Task statement: Return all of the entries word for word, but omit the pictures they contain.

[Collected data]
——
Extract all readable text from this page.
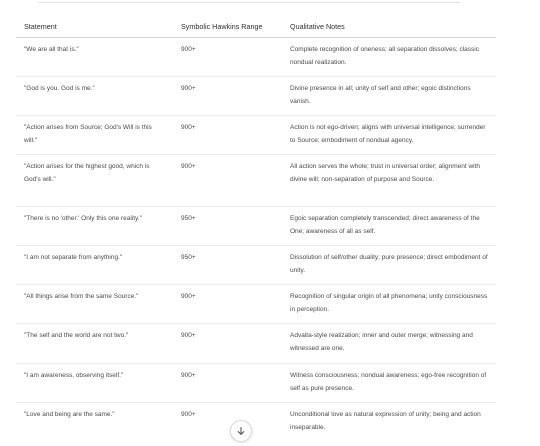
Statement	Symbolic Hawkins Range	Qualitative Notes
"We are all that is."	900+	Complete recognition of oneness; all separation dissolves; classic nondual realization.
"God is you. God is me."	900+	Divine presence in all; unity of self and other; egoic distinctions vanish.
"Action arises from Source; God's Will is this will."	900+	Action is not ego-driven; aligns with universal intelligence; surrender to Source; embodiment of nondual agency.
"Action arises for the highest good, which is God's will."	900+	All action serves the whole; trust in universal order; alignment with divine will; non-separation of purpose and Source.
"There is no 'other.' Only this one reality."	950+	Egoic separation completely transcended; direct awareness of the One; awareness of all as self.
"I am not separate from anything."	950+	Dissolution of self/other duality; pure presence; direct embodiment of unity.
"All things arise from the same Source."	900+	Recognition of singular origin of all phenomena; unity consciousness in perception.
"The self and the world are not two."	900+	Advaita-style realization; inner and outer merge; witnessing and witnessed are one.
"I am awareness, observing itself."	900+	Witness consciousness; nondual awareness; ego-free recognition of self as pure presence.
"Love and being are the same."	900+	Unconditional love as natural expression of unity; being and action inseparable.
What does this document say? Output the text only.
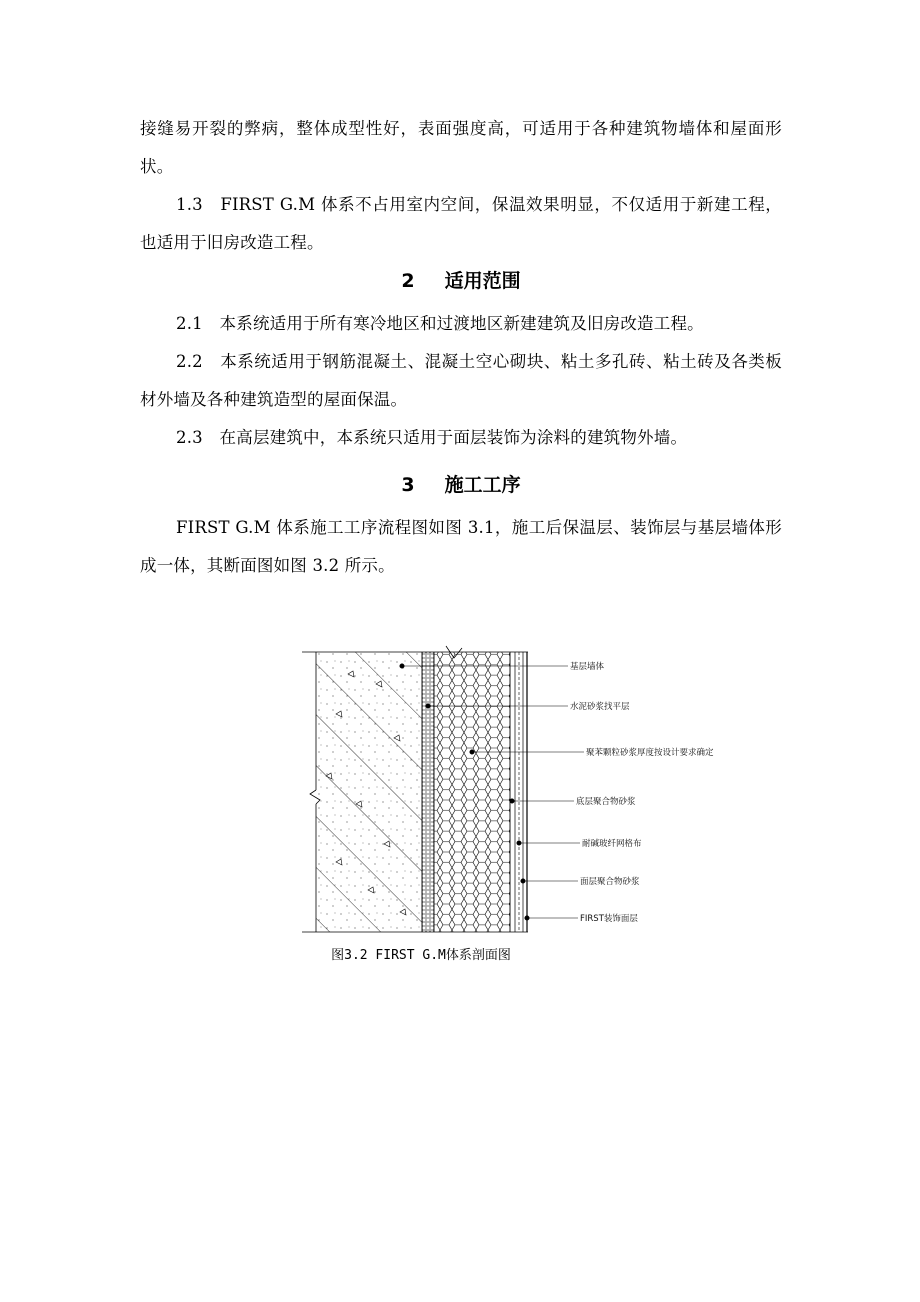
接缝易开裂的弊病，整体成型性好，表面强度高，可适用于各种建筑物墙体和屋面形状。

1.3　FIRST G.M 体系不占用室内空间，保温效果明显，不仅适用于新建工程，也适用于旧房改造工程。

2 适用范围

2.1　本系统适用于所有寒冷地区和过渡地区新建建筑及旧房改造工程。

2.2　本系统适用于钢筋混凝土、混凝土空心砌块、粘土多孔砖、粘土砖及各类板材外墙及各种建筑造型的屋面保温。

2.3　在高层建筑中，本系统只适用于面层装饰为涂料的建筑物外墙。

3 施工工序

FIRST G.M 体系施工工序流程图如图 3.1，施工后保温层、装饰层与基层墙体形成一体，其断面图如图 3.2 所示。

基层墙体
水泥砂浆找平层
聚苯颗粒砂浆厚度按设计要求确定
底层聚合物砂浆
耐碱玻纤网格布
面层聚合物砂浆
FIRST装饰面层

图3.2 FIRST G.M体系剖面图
——
Answer to this exercise:
Extract all readable text from this page.
Statement	Symbolic Hawkins Range	Qualitative Notes
"We are all that is."	900+	Complete recognition of oneness; all separation dissolves; classic nondual realization.
"God is you. God is me."	900+	Divine presence in all; unity of self and other; egoic distinctions vanish.
"Action arises from Source; God's Will is this will."	900+	Action is not ego-driven; aligns with universal intelligence; surrender to Source; embodiment of nondual agency.
"Action arises for the highest good, which is God's will."	900+	All action serves the whole; trust in universal order; alignment with divine will; non-separation of purpose and Source.
"There is no 'other.' Only this one reality."	950+	Egoic separation completely transcended; direct awareness of the One; awareness of all as self.
"I am not separate from anything."	950+	Dissolution of self/other duality; pure presence; direct embodiment of unity.
"All things arise from the same Source."	900+	Recognition of singular origin of all phenomena; unity consciousness in perception.
"The self and the world are not two."	900+	Advaita-style realization; inner and outer merge; witnessing and witnessed are one.
"I am awareness, observing itself."	900+	Witness consciousness; nondual awareness; ego-free recognition of self as pure presence.
"Love and being are the same."	900+	Unconditional love as natural expression of unity; being and action inseparable.
What does this document say? Output the text only.
接缝易开裂的弊病，整体成型性好，表面强度高，可适用于各种建筑物墙体和屋面形状。

1.3　FIRST G.M 体系不占用室内空间，保温效果明显，不仅适用于新建工程，也适用于旧房改造工程。

2 适用范围

2.1　本系统适用于所有寒冷地区和过渡地区新建建筑及旧房改造工程。

2.2　本系统适用于钢筋混凝土、混凝土空心砌块、粘土多孔砖、粘土砖及各类板材外墙及各种建筑造型的屋面保温。

2.3　在高层建筑中，本系统只适用于面层装饰为涂料的建筑物外墙。

3 施工工序

FIRST G.M 体系施工工序流程图如图 3.1，施工后保温层、装饰层与基层墙体形成一体，其断面图如图 3.2 所示。

基层墙体
水泥砂浆找平层
聚苯颗粒砂浆厚度按设计要求确定
底层聚合物砂浆
耐碱玻纤网格布
面层聚合物砂浆
FIRST装饰面层

图3.2 FIRST G.M体系剖面图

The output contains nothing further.